(Figure record extracts)
◇ ◇ ◇ ◇

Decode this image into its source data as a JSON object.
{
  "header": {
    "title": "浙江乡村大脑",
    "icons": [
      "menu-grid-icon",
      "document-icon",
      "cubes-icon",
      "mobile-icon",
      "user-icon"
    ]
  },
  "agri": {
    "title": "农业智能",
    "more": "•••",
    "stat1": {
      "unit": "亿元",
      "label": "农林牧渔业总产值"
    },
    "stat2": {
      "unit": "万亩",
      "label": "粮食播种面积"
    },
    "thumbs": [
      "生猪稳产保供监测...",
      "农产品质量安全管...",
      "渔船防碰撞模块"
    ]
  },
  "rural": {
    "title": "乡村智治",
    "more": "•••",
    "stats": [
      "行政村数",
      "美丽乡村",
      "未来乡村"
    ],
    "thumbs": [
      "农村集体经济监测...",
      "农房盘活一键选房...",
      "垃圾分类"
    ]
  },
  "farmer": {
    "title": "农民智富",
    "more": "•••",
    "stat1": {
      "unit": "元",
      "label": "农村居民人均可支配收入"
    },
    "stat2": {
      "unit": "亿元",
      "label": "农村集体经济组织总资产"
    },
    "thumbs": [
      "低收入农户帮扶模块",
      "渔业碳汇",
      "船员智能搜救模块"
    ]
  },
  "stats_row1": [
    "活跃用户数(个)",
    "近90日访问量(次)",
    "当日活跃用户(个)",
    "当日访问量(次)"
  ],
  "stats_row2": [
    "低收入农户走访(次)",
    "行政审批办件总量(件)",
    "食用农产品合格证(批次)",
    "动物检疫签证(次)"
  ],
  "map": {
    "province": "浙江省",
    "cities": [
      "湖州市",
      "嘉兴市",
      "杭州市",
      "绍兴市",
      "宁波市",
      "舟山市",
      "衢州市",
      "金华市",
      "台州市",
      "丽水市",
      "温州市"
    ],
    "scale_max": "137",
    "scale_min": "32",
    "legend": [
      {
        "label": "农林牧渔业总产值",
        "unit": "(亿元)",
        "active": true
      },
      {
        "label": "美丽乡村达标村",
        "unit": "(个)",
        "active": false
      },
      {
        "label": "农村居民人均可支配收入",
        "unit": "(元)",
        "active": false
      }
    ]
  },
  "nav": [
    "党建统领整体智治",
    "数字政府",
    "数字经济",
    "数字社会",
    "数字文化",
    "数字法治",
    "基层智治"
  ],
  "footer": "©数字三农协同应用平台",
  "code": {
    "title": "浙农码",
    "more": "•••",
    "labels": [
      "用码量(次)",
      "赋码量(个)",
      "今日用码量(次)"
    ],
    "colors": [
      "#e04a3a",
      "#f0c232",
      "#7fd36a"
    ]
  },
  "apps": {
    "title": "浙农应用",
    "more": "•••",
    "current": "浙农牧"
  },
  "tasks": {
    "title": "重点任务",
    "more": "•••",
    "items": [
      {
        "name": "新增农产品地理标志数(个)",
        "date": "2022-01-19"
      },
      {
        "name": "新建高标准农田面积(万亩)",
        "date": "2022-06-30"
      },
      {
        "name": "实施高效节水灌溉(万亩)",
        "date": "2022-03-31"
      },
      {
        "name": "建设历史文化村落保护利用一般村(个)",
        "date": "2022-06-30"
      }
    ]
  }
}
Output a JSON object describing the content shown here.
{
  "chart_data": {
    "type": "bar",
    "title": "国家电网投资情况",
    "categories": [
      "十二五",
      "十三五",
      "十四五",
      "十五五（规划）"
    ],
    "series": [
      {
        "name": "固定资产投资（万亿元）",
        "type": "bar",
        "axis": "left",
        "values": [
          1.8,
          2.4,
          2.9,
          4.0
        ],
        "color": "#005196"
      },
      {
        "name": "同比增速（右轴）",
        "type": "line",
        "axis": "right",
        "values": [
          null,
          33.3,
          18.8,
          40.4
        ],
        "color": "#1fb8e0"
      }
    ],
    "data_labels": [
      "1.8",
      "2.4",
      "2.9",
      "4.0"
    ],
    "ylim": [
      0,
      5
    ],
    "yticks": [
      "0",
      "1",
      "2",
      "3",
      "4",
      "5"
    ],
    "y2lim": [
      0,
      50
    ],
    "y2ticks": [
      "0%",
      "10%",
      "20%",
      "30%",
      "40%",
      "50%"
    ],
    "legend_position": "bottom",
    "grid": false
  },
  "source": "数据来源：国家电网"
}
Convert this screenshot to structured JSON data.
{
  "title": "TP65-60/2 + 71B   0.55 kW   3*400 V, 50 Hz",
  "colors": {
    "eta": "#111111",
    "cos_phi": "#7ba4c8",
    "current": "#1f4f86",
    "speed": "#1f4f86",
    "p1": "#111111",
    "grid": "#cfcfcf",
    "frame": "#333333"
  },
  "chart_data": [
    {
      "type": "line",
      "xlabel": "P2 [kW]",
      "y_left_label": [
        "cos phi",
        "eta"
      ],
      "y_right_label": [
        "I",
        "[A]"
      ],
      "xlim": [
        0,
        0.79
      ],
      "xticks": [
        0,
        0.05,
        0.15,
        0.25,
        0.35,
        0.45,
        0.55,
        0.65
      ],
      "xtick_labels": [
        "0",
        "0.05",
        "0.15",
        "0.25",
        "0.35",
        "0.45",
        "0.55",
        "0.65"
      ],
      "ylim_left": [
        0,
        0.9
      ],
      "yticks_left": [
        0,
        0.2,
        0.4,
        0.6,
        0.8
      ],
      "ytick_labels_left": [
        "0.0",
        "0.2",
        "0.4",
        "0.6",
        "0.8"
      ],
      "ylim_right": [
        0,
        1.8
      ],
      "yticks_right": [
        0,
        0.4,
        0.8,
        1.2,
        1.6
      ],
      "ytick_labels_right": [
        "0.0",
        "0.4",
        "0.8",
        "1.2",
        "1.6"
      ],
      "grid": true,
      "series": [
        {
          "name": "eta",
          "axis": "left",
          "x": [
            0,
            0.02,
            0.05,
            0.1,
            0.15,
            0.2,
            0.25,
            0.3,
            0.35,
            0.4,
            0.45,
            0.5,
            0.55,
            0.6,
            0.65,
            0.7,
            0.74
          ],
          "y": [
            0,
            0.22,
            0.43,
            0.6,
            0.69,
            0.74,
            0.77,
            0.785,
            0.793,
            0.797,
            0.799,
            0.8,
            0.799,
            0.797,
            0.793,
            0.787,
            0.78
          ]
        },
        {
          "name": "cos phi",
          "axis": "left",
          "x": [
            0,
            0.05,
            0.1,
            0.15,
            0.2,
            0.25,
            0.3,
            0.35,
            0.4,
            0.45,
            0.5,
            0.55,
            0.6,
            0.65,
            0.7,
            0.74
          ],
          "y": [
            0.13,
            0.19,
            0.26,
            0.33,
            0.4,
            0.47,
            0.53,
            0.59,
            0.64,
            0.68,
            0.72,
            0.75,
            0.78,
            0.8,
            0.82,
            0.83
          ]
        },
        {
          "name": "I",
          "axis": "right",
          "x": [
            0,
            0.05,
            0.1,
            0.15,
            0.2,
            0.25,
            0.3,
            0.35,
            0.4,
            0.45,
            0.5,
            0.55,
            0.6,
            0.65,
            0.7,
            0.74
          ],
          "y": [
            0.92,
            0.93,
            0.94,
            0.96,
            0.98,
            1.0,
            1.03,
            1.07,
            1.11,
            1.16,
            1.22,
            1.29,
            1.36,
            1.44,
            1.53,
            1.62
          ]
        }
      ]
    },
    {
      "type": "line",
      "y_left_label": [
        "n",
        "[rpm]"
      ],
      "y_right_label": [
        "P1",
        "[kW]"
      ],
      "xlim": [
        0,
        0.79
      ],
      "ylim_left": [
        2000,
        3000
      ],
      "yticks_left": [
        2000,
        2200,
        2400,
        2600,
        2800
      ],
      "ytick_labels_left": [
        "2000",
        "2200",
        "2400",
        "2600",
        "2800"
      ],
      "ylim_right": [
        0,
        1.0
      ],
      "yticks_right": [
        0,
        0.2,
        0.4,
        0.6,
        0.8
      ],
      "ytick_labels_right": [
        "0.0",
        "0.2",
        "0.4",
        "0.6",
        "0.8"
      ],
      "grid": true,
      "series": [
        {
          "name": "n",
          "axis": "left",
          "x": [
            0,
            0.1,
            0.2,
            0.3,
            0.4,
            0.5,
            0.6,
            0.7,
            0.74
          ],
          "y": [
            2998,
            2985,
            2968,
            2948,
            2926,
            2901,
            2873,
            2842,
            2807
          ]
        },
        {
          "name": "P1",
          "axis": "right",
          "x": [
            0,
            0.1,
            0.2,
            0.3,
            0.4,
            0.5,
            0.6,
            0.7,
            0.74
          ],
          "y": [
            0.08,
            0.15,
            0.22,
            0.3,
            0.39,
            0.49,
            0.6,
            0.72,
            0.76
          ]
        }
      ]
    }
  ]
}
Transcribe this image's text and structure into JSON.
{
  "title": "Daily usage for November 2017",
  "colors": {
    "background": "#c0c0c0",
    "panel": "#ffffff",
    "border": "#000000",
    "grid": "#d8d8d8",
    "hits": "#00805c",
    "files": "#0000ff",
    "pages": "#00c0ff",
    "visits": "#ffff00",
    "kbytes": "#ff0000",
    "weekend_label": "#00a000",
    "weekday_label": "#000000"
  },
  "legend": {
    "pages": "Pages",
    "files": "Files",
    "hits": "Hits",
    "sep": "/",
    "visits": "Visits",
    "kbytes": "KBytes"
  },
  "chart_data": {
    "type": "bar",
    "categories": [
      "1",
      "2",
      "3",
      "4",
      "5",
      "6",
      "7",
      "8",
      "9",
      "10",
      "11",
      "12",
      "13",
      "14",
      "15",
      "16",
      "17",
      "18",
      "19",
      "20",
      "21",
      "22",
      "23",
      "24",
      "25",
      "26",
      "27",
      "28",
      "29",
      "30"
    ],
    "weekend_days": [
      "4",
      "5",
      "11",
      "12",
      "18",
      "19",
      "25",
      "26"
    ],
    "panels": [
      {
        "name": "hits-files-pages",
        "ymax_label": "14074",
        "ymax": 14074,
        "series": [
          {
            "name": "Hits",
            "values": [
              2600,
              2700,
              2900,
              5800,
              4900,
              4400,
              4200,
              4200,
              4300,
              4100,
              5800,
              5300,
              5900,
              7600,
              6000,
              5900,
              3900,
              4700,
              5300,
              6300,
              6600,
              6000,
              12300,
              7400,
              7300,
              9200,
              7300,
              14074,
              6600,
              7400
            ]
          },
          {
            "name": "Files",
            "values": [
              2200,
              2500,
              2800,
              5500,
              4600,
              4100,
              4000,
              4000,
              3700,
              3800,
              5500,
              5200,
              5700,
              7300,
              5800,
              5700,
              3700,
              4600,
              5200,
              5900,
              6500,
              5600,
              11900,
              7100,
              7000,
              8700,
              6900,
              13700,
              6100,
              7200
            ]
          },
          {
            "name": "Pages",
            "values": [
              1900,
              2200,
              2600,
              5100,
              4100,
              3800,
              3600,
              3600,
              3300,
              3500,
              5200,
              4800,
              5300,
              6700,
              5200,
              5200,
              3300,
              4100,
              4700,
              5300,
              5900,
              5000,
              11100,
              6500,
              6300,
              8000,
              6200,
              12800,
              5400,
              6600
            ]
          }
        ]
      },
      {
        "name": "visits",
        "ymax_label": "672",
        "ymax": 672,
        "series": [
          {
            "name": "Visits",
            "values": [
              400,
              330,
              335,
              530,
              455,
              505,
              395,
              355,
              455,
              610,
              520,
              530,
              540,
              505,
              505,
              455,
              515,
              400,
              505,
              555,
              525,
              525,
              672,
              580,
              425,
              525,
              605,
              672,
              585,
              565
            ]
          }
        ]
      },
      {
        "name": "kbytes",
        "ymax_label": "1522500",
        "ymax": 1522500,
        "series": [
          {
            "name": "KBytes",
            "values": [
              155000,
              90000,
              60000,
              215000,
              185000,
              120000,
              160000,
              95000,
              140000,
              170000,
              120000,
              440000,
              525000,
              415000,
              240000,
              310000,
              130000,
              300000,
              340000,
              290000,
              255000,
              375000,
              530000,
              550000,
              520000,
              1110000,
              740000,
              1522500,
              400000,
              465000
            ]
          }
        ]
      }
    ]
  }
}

◇ ◇ ◇ ◇

■ **Requirements**: Select every line in the material above where the string "image" occurs, and copy it.

■ **Solution for this task**:
Decode this image into its source data as a JSON object.
Transcribe this image's text and structure into JSON.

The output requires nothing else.